------ STORED DATA

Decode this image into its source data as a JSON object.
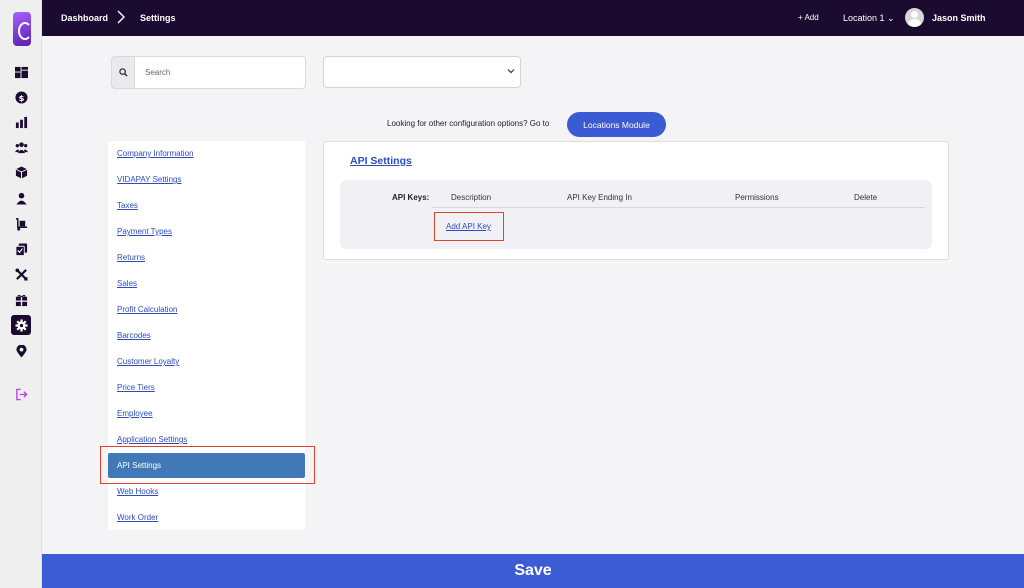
{
  "breadcrumb": {
    "home": "Dashboard",
    "current": "Settings"
  },
  "topbar": {
    "add_label": "+ Add",
    "location_label": "Location 1 ⌄",
    "user_name": "Jason Smith"
  },
  "rail": [
    "dashboard-icon",
    "dollar-icon",
    "bar-chart-icon",
    "users-icon",
    "box-icon",
    "person-icon",
    "dolly-icon",
    "documents-icon",
    "tools-icon",
    "gift-icon",
    "settings-gear-icon",
    "map-pin-icon",
    "logout-icon"
  ],
  "search": {
    "placeholder": "Search"
  },
  "config": {
    "text": "Looking for other configuration options? Go to",
    "button": "Locations Module"
  },
  "settings_menu": {
    "items": [
      "Company Information",
      "VIDAPAY Settings",
      "Taxes",
      "Payment Types",
      "Returns",
      "Sales",
      "Profit Calculation",
      "Barcodes",
      "Customer Loyalty",
      "Price Tiers",
      "Employee",
      "Application Settings",
      "API Settings",
      "Web Hooks",
      "Work Order"
    ],
    "active": "API Settings"
  },
  "api": {
    "title": "API Settings",
    "keys_label": "API Keys:",
    "columns": [
      "Description",
      "API Key Ending In",
      "Permissions",
      "Delete"
    ],
    "add_key": "Add API Key"
  },
  "colors": {
    "topbar": "#1b0b30",
    "accent": "#3c5bd4",
    "active_item": "#4179b8",
    "highlight": "#e0442c"
  },
  "save_label": "Save"
}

------------

INSTRUCTIONS FOR THE TASK. Write out the data precisely as given, excluding the pictures.

COMPLETE OUTPUT.
Decode this image into its source data as a JSON object.
{
  "breadcrumb": {
    "home": "Dashboard",
    "current": "Settings"
  },
  "topbar": {
    "add_label": "+ Add",
    "location_label": "Location 1 ⌄",
    "user_name": "Jason Smith"
  },
  "rail": [
    "dashboard-icon",
    "dollar-icon",
    "bar-chart-icon",
    "users-icon",
    "box-icon",
    "person-icon",
    "dolly-icon",
    "documents-icon",
    "tools-icon",
    "gift-icon",
    "settings-gear-icon",
    "map-pin-icon",
    "logout-icon"
  ],
  "search": {
    "placeholder": "Search"
  },
  "config": {
    "text": "Looking for other configuration options? Go to",
    "button": "Locations Module"
  },
  "settings_menu": {
    "items": [
      "Company Information",
      "VIDAPAY Settings",
      "Taxes",
      "Payment Types",
      "Returns",
      "Sales",
      "Profit Calculation",
      "Barcodes",
      "Customer Loyalty",
      "Price Tiers",
      "Employee",
      "Application Settings",
      "API Settings",
      "Web Hooks",
      "Work Order"
    ],
    "active": "API Settings"
  },
  "api": {
    "title": "API Settings",
    "keys_label": "API Keys:",
    "columns": [
      "Description",
      "API Key Ending In",
      "Permissions",
      "Delete"
    ],
    "add_key": "Add API Key"
  },
  "colors": {
    "topbar": "#1b0b30",
    "accent": "#3c5bd4",
    "active_item": "#4179b8",
    "highlight": "#e0442c"
  },
  "save_label": "Save"
}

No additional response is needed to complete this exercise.